GOAL —
Identify and reproduce every line holding the string "this".

Data entries:

= = = = =

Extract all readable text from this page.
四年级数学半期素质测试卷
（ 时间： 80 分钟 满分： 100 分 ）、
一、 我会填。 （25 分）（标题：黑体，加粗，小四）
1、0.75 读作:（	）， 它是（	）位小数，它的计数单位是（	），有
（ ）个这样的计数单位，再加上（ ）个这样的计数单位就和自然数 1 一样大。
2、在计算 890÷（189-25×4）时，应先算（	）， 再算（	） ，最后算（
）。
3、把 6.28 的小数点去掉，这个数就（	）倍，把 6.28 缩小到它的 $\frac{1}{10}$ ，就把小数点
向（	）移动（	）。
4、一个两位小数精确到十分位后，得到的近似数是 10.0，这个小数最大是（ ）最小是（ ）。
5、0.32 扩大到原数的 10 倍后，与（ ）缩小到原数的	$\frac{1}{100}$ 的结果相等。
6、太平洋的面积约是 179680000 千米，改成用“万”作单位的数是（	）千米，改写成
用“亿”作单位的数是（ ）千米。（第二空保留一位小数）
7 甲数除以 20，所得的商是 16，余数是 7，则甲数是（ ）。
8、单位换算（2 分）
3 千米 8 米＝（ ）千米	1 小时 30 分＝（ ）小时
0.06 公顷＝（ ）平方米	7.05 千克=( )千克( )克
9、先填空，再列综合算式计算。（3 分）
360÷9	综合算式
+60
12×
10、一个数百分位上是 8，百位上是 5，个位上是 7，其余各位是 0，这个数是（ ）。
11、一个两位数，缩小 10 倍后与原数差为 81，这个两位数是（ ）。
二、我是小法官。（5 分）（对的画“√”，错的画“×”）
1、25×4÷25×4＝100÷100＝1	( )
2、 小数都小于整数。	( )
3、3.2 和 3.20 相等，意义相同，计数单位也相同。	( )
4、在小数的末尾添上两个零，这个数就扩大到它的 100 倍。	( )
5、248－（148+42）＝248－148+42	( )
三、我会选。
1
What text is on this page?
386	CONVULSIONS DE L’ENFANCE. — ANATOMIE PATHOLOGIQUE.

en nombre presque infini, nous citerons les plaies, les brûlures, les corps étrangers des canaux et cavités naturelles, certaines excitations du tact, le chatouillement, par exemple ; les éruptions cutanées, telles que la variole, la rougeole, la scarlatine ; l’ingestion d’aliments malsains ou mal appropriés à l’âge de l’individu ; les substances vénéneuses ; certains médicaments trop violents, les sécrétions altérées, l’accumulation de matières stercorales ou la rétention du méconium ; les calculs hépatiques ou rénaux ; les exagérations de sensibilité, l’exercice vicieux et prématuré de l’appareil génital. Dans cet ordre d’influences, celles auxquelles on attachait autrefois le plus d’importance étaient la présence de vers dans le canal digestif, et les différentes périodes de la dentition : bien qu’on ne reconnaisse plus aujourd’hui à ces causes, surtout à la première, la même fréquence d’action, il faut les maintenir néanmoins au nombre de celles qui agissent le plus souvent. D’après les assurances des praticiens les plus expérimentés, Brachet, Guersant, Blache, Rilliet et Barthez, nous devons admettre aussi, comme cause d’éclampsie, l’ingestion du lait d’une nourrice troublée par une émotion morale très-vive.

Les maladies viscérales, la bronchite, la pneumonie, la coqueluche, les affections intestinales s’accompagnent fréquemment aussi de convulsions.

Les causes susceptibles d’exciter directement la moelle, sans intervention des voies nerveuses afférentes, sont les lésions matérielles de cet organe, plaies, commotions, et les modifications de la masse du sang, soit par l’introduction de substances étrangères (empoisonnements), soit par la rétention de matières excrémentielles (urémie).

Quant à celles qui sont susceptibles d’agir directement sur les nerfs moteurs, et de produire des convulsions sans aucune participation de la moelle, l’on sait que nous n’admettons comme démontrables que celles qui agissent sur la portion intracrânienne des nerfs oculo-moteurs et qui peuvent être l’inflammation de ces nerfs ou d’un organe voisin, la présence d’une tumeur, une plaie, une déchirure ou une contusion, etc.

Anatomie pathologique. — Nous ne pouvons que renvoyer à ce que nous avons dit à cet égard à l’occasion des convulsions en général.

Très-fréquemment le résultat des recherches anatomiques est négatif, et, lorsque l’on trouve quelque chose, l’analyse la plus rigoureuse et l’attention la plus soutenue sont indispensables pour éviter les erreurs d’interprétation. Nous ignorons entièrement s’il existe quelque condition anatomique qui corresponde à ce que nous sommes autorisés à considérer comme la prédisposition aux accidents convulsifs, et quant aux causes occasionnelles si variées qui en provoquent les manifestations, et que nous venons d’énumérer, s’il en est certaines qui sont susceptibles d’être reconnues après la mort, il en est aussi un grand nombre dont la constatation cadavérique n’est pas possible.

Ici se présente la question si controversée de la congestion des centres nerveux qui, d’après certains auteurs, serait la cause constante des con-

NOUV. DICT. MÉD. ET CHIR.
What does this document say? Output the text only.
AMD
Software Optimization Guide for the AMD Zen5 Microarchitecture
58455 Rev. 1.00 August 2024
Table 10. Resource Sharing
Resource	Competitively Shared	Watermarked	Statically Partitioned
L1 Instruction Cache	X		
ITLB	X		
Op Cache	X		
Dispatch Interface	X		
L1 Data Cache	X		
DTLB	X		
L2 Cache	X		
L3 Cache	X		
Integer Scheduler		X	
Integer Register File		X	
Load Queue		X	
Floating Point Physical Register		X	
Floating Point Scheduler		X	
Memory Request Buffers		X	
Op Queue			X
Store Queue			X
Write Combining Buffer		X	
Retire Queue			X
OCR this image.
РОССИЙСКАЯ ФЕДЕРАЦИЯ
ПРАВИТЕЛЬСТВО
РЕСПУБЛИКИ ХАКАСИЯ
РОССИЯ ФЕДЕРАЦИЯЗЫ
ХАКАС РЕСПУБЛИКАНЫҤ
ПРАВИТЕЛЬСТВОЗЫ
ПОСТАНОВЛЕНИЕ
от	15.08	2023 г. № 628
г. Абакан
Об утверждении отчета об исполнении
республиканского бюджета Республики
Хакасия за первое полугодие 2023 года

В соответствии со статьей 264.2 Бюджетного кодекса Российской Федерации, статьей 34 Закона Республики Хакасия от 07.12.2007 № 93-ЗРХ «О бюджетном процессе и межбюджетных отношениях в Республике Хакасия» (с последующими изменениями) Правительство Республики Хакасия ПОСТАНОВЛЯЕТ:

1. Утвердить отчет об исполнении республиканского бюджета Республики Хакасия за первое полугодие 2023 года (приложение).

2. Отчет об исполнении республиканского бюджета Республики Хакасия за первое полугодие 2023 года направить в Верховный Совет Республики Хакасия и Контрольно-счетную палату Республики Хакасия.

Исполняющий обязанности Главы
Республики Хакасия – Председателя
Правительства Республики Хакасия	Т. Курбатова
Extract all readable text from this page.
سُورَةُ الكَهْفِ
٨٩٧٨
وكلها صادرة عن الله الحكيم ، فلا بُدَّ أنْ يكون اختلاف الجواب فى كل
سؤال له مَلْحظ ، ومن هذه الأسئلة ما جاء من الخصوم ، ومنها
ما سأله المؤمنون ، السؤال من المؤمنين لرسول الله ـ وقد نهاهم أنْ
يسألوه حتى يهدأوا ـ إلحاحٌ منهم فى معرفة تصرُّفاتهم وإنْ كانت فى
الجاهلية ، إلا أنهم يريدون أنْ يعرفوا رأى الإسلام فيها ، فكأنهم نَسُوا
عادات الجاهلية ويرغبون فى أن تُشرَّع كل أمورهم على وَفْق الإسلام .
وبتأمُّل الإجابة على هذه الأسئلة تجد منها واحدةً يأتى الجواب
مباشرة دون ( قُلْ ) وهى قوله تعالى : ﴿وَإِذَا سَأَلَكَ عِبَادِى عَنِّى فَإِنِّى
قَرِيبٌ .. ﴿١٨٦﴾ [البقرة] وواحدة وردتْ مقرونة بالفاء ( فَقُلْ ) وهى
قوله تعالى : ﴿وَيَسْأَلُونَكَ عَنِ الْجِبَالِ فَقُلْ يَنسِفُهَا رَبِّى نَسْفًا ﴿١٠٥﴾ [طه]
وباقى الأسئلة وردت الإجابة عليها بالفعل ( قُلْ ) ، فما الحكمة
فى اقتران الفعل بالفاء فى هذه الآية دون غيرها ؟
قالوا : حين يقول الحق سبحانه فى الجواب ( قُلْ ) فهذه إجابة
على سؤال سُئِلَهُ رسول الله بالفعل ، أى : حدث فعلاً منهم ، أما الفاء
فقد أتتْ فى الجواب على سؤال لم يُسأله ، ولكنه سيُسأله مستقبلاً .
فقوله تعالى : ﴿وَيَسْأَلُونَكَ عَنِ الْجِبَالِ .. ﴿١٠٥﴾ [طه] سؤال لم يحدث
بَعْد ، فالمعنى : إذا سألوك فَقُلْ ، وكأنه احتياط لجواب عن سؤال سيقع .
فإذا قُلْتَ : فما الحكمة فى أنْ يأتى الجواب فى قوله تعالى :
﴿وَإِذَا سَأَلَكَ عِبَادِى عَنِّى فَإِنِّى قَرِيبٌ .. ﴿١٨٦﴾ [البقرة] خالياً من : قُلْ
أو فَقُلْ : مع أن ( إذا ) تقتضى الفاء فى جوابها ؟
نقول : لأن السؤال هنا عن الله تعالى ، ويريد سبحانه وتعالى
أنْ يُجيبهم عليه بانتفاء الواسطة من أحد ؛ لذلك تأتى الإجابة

= = = = =

PROBLEM SOLUTION —
Extract all readable text from this page.
What text is on this page?
What does this document say? Output the text only.
OCR this image.
Extract all readable text from this page.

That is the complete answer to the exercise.